GIVEN DATA >>

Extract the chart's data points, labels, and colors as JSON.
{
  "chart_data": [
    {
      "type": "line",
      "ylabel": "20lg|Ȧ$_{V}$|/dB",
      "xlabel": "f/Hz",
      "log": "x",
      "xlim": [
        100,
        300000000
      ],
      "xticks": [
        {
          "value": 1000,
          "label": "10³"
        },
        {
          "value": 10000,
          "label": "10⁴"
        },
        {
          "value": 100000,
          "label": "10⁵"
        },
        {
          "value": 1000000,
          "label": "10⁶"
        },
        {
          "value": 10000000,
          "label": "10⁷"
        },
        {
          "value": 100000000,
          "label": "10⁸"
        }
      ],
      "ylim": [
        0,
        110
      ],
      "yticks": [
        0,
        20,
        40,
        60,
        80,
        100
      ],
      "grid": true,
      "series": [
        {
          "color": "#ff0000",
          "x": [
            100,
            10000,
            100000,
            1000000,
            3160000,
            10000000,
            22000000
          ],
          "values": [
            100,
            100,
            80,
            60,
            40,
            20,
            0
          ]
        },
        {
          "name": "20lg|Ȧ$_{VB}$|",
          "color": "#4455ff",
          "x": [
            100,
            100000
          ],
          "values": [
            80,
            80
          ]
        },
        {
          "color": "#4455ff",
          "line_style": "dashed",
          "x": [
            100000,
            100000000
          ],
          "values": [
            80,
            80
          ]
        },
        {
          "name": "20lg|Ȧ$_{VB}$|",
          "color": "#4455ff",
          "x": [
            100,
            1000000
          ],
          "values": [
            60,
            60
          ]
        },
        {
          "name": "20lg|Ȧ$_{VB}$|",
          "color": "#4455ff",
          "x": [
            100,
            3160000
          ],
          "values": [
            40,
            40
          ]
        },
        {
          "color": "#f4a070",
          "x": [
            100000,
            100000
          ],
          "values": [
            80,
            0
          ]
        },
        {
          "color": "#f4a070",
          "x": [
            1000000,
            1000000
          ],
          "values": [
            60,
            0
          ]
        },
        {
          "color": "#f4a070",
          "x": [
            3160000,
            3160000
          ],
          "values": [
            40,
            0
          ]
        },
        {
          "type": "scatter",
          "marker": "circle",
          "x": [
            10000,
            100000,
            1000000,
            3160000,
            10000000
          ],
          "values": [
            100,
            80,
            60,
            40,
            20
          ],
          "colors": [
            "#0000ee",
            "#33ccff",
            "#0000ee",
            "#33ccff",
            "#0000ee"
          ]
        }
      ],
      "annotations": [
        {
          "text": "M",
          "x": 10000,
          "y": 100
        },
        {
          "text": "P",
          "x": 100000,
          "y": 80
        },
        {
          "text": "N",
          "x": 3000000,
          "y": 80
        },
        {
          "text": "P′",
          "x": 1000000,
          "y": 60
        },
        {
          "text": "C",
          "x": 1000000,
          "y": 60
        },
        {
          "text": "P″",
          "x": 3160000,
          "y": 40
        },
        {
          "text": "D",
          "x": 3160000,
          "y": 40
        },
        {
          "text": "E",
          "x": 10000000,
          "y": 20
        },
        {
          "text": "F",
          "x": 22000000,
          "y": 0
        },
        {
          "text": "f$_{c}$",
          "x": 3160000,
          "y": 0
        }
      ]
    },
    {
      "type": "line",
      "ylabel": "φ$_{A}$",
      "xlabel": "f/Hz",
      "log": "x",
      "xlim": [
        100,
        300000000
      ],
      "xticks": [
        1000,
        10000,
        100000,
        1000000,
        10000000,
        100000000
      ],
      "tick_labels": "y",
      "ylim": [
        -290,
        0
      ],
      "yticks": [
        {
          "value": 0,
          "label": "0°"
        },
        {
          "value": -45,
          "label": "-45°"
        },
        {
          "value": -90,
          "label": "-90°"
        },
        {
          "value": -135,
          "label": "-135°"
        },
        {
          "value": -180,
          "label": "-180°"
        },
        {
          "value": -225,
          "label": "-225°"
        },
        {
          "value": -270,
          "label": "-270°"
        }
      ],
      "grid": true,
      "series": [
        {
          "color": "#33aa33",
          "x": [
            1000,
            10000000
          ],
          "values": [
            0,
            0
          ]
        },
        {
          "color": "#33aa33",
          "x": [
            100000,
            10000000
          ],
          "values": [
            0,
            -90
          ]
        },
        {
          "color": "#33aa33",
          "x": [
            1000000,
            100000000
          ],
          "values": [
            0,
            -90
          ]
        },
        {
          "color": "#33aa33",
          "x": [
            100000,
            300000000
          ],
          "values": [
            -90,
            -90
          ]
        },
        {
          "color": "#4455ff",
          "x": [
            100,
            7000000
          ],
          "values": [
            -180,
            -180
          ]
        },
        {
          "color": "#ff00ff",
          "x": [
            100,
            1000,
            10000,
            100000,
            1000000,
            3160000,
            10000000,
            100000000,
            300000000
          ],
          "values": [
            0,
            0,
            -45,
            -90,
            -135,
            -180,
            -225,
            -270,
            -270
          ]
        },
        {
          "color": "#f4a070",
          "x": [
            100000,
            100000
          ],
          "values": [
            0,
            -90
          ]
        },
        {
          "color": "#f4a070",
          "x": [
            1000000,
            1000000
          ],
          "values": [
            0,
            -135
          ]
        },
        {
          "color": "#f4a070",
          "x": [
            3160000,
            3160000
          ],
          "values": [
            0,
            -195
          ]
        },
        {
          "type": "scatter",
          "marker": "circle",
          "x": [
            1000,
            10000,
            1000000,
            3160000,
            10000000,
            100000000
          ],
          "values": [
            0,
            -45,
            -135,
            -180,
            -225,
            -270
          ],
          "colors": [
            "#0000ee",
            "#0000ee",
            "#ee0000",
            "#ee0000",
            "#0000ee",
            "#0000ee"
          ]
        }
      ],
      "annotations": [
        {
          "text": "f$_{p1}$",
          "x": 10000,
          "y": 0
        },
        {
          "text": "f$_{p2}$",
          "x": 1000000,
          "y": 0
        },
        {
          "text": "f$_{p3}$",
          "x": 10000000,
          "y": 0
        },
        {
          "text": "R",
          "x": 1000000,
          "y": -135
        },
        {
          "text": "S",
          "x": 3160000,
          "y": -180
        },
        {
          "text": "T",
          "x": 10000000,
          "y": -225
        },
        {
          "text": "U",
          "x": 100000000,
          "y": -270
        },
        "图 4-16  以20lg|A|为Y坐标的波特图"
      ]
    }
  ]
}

TASK DIRECTIONS >> Using the listing above, reproduce each line without omission.

PROBLEM SOLUTION >>
Extract the chart's data points, labels, and colors as JSON.
{
  "chart_data": [
    {
      "type": "line",
      "ylabel": "20lg|Ȧ$_{V}$|/dB",
      "xlabel": "f/Hz",
      "log": "x",
      "xlim": [
        100,
        300000000
      ],
      "xticks": [
        {
          "value": 1000,
          "label": "10³"
        },
        {
          "value": 10000,
          "label": "10⁴"
        },
        {
          "value": 100000,
          "label": "10⁵"
        },
        {
          "value": 1000000,
          "label": "10⁶"
        },
        {
          "value": 10000000,
          "label": "10⁷"
        },
        {
          "value": 100000000,
          "label": "10⁸"
        }
      ],
      "ylim": [
        0,
        110
      ],
      "yticks": [
        0,
        20,
        40,
        60,
        80,
        100
      ],
      "grid": true,
      "series": [
        {
          "color": "#ff0000",
          "x": [
            100,
            10000,
            100000,
            1000000,
            3160000,
            10000000,
            22000000
          ],
          "values": [
            100,
            100,
            80,
            60,
            40,
            20,
            0
          ]
        },
        {
          "name": "20lg|Ȧ$_{VB}$|",
          "color": "#4455ff",
          "x": [
            100,
            100000
          ],
          "values": [
            80,
            80
          ]
        },
        {
          "color": "#4455ff",
          "line_style": "dashed",
          "x": [
            100000,
            100000000
          ],
          "values": [
            80,
            80
          ]
        },
        {
          "name": "20lg|Ȧ$_{VB}$|",
          "color": "#4455ff",
          "x": [
            100,
            1000000
          ],
          "values": [
            60,
            60
          ]
        },
        {
          "name": "20lg|Ȧ$_{VB}$|",
          "color": "#4455ff",
          "x": [
            100,
            3160000
          ],
          "values": [
            40,
            40
          ]
        },
        {
          "color": "#f4a070",
          "x": [
            100000,
            100000
          ],
          "values": [
            80,
            0
          ]
        },
        {
          "color": "#f4a070",
          "x": [
            1000000,
            1000000
          ],
          "values": [
            60,
            0
          ]
        },
        {
          "color": "#f4a070",
          "x": [
            3160000,
            3160000
          ],
          "values": [
            40,
            0
          ]
        },
        {
          "type": "scatter",
          "marker": "circle",
          "x": [
            10000,
            100000,
            1000000,
            3160000,
            10000000
          ],
          "values": [
            100,
            80,
            60,
            40,
            20
          ],
          "colors": [
            "#0000ee",
            "#33ccff",
            "#0000ee",
            "#33ccff",
            "#0000ee"
          ]
        }
      ],
      "annotations": [
        {
          "text": "M",
          "x": 10000,
          "y": 100
        },
        {
          "text": "P",
          "x": 100000,
          "y": 80
        },
        {
          "text": "N",
          "x": 3000000,
          "y": 80
        },
        {
          "text": "P′",
          "x": 1000000,
          "y": 60
        },
        {
          "text": "C",
          "x": 1000000,
          "y": 60
        },
        {
          "text": "P″",
          "x": 3160000,
          "y": 40
        },
        {
          "text": "D",
          "x": 3160000,
          "y": 40
        },
        {
          "text": "E",
          "x": 10000000,
          "y": 20
        },
        {
          "text": "F",
          "x": 22000000,
          "y": 0
        },
        {
          "text": "f$_{c}$",
          "x": 3160000,
          "y": 0
        }
      ]
    },
    {
      "type": "line",
      "ylabel": "φ$_{A}$",
      "xlabel": "f/Hz",
      "log": "x",
      "xlim": [
        100,
        300000000
      ],
      "xticks": [
        1000,
        10000,
        100000,
        1000000,
        10000000,
        100000000
      ],
      "tick_labels": "y",
      "ylim": [
        -290,
        0
      ],
      "yticks": [
        {
          "value": 0,
          "label": "0°"
        },
        {
          "value": -45,
          "label": "-45°"
        },
        {
          "value": -90,
          "label": "-90°"
        },
        {
          "value": -135,
          "label": "-135°"
        },
        {
          "value": -180,
          "label": "-180°"
        },
        {
          "value": -225,
          "label": "-225°"
        },
        {
          "value": -270,
          "label": "-270°"
        }
      ],
      "grid": true,
      "series": [
        {
          "color": "#33aa33",
          "x": [
            1000,
            10000000
          ],
          "values": [
            0,
            0
          ]
        },
        {
          "color": "#33aa33",
          "x": [
            100000,
            10000000
          ],
          "values": [
            0,
            -90
          ]
        },
        {
          "color": "#33aa33",
          "x": [
            1000000,
            100000000
          ],
          "values": [
            0,
            -90
          ]
        },
        {
          "color": "#33aa33",
          "x": [
            100000,
            300000000
          ],
          "values": [
            -90,
            -90
          ]
        },
        {
          "color": "#4455ff",
          "x": [
            100,
            7000000
          ],
          "values": [
            -180,
            -180
          ]
        },
        {
          "color": "#ff00ff",
          "x": [
            100,
            1000,
            10000,
            100000,
            1000000,
            3160000,
            10000000,
            100000000,
            300000000
          ],
          "values": [
            0,
            0,
            -45,
            -90,
            -135,
            -180,
            -225,
            -270,
            -270
          ]
        },
        {
          "color": "#f4a070",
          "x": [
            100000,
            100000
          ],
          "values": [
            0,
            -90
          ]
        },
        {
          "color": "#f4a070",
          "x": [
            1000000,
            1000000
          ],
          "values": [
            0,
            -135
          ]
        },
        {
          "color": "#f4a070",
          "x": [
            3160000,
            3160000
          ],
          "values": [
            0,
            -195
          ]
        },
        {
          "type": "scatter",
          "marker": "circle",
          "x": [
            1000,
            10000,
            1000000,
            3160000,
            10000000,
            100000000
          ],
          "values": [
            0,
            -45,
            -135,
            -180,
            -225,
            -270
          ],
          "colors": [
            "#0000ee",
            "#0000ee",
            "#ee0000",
            "#ee0000",
            "#0000ee",
            "#0000ee"
          ]
        }
      ],
      "annotations": [
        {
          "text": "f$_{p1}$",
          "x": 10000,
          "y": 0
        },
        {
          "text": "f$_{p2}$",
          "x": 1000000,
          "y": 0
        },
        {
          "text": "f$_{p3}$",
          "x": 10000000,
          "y": 0
        },
        {
          "text": "R",
          "x": 1000000,
          "y": -135
        },
        {
          "text": "S",
          "x": 3160000,
          "y": -180
        },
        {
          "text": "T",
          "x": 10000000,
          "y": -225
        },
        {
          "text": "U",
          "x": 100000000,
          "y": -270
        },
        "图 4-16  以20lg|A|为Y坐标的波特图"
      ]
    }
  ]
}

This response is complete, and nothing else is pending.